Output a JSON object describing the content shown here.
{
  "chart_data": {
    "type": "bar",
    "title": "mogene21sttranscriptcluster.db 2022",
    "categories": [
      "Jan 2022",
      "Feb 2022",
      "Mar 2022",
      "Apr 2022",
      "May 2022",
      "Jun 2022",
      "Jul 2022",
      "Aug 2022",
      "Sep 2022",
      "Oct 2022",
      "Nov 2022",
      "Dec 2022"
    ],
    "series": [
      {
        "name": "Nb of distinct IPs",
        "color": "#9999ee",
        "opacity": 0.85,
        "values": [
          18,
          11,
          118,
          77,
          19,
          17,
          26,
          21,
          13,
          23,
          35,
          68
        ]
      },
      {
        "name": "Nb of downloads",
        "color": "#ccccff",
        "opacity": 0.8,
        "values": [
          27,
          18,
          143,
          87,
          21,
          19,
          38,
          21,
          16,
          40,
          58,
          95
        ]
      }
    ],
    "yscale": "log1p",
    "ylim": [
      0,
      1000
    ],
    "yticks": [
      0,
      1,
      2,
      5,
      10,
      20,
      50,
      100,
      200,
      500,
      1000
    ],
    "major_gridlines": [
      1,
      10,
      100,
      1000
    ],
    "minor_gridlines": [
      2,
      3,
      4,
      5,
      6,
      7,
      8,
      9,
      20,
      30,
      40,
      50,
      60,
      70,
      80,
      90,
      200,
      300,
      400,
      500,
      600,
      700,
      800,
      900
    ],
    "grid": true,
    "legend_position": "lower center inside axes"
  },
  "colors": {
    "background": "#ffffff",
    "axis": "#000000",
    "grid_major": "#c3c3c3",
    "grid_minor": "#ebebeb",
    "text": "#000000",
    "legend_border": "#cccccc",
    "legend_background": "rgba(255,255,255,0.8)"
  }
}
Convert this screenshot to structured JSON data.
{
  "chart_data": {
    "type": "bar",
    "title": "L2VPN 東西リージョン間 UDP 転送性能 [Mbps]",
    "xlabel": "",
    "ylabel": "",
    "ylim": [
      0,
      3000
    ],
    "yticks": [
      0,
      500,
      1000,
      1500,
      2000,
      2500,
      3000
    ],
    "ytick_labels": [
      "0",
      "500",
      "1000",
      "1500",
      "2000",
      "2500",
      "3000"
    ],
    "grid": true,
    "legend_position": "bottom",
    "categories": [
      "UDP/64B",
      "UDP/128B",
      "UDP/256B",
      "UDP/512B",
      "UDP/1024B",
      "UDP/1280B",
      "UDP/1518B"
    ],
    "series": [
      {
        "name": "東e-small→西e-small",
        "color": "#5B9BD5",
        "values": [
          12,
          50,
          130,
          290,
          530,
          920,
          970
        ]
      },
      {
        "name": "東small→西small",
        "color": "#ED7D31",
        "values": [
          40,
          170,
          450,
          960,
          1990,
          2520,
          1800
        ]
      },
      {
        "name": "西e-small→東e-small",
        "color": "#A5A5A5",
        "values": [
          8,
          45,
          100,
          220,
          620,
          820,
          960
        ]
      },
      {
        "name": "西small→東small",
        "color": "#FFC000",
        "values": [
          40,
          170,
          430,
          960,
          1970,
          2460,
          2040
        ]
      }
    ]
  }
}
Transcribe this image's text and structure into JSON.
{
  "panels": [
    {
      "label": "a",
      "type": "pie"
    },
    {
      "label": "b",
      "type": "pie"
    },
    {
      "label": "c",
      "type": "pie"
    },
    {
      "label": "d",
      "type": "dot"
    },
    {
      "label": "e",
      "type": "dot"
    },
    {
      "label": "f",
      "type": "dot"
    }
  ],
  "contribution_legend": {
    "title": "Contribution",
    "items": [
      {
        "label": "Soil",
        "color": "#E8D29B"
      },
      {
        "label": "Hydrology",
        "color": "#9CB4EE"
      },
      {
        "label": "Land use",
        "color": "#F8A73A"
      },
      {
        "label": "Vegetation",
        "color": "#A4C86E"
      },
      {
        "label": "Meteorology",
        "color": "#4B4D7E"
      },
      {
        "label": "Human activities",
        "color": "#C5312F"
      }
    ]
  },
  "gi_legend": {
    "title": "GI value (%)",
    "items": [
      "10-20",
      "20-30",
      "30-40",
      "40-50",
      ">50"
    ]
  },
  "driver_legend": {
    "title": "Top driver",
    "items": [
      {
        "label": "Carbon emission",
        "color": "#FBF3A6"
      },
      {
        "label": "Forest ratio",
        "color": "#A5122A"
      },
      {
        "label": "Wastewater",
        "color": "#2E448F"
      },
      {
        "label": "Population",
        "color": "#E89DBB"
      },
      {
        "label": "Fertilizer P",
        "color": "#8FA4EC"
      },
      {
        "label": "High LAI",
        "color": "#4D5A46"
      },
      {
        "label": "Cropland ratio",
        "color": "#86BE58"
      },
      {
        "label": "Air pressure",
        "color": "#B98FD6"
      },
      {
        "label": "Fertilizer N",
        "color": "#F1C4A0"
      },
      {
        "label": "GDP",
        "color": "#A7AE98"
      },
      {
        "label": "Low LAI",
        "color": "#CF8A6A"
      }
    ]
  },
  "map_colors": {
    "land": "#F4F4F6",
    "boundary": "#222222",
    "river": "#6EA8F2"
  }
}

DIRECTIONS FOR THIS TASK >>
Type out all of the material again, word for word.

EXPECTED OUTPUT >>
Output a JSON object describing the content shown here.
{
  "chart_data": {
    "type": "bar",
    "title": "mogene21sttranscriptcluster.db 2022",
    "categories": [
      "Jan 2022",
      "Feb 2022",
      "Mar 2022",
      "Apr 2022",
      "May 2022",
      "Jun 2022",
      "Jul 2022",
      "Aug 2022",
      "Sep 2022",
      "Oct 2022",
      "Nov 2022",
      "Dec 2022"
    ],
    "series": [
      {
        "name": "Nb of distinct IPs",
        "color": "#9999ee",
        "opacity": 0.85,
        "values": [
          18,
          11,
          118,
          77,
          19,
          17,
          26,
          21,
          13,
          23,
          35,
          68
        ]
      },
      {
        "name": "Nb of downloads",
        "color": "#ccccff",
        "opacity": 0.8,
        "values": [
          27,
          18,
          143,
          87,
          21,
          19,
          38,
          21,
          16,
          40,
          58,
          95
        ]
      }
    ],
    "yscale": "log1p",
    "ylim": [
      0,
      1000
    ],
    "yticks": [
      0,
      1,
      2,
      5,
      10,
      20,
      50,
      100,
      200,
      500,
      1000
    ],
    "major_gridlines": [
      1,
      10,
      100,
      1000
    ],
    "minor_gridlines": [
      2,
      3,
      4,
      5,
      6,
      7,
      8,
      9,
      20,
      30,
      40,
      50,
      60,
      70,
      80,
      90,
      200,
      300,
      400,
      500,
      600,
      700,
      800,
      900
    ],
    "grid": true,
    "legend_position": "lower center inside axes"
  },
  "colors": {
    "background": "#ffffff",
    "axis": "#000000",
    "grid_major": "#c3c3c3",
    "grid_minor": "#ebebeb",
    "text": "#000000",
    "legend_border": "#cccccc",
    "legend_background": "rgba(255,255,255,0.8)"
  }
}
Convert this screenshot to structured JSON data.
{
  "chart_data": {
    "type": "bar",
    "title": "L2VPN 東西リージョン間 UDP 転送性能 [Mbps]",
    "xlabel": "",
    "ylabel": "",
    "ylim": [
      0,
      3000
    ],
    "yticks": [
      0,
      500,
      1000,
      1500,
      2000,
      2500,
      3000
    ],
    "ytick_labels": [
      "0",
      "500",
      "1000",
      "1500",
      "2000",
      "2500",
      "3000"
    ],
    "grid": true,
    "legend_position": "bottom",
    "categories": [
      "UDP/64B",
      "UDP/128B",
      "UDP/256B",
      "UDP/512B",
      "UDP/1024B",
      "UDP/1280B",
      "UDP/1518B"
    ],
    "series": [
      {
        "name": "東e-small→西e-small",
        "color": "#5B9BD5",
        "values": [
          12,
          50,
          130,
          290,
          530,
          920,
          970
        ]
      },
      {
        "name": "東small→西small",
        "color": "#ED7D31",
        "values": [
          40,
          170,
          450,
          960,
          1990,
          2520,
          1800
        ]
      },
      {
        "name": "西e-small→東e-small",
        "color": "#A5A5A5",
        "values": [
          8,
          45,
          100,
          220,
          620,
          820,
          960
        ]
      },
      {
        "name": "西small→東small",
        "color": "#FFC000",
        "values": [
          40,
          170,
          430,
          960,
          1970,
          2460,
          2040
        ]
      }
    ]
  }
}
Transcribe this image's text and structure into JSON.
{
  "panels": [
    {
      "label": "a",
      "type": "pie"
    },
    {
      "label": "b",
      "type": "pie"
    },
    {
      "label": "c",
      "type": "pie"
    },
    {
      "label": "d",
      "type": "dot"
    },
    {
      "label": "e",
      "type": "dot"
    },
    {
      "label": "f",
      "type": "dot"
    }
  ],
  "contribution_legend": {
    "title": "Contribution",
    "items": [
      {
        "label": "Soil",
        "color": "#E8D29B"
      },
      {
        "label": "Hydrology",
        "color": "#9CB4EE"
      },
      {
        "label": "Land use",
        "color": "#F8A73A"
      },
      {
        "label": "Vegetation",
        "color": "#A4C86E"
      },
      {
        "label": "Meteorology",
        "color": "#4B4D7E"
      },
      {
        "label": "Human activities",
        "color": "#C5312F"
      }
    ]
  },
  "gi_legend": {
    "title": "GI value (%)",
    "items": [
      "10-20",
      "20-30",
      "30-40",
      "40-50",
      ">50"
    ]
  },
  "driver_legend": {
    "title": "Top driver",
    "items": [
      {
        "label": "Carbon emission",
        "color": "#FBF3A6"
      },
      {
        "label": "Forest ratio",
        "color": "#A5122A"
      },
      {
        "label": "Wastewater",
        "color": "#2E448F"
      },
      {
        "label": "Population",
        "color": "#E89DBB"
      },
      {
        "label": "Fertilizer P",
        "color": "#8FA4EC"
      },
      {
        "label": "High LAI",
        "color": "#4D5A46"
      },
      {
        "label": "Cropland ratio",
        "color": "#86BE58"
      },
      {
        "label": "Air pressure",
        "color": "#B98FD6"
      },
      {
        "label": "Fertilizer N",
        "color": "#F1C4A0"
      },
      {
        "label": "GDP",
        "color": "#A7AE98"
      },
      {
        "label": "Low LAI",
        "color": "#CF8A6A"
      }
    ]
  },
  "map_colors": {
    "land": "#F4F4F6",
    "boundary": "#222222",
    "river": "#6EA8F2"
  }
}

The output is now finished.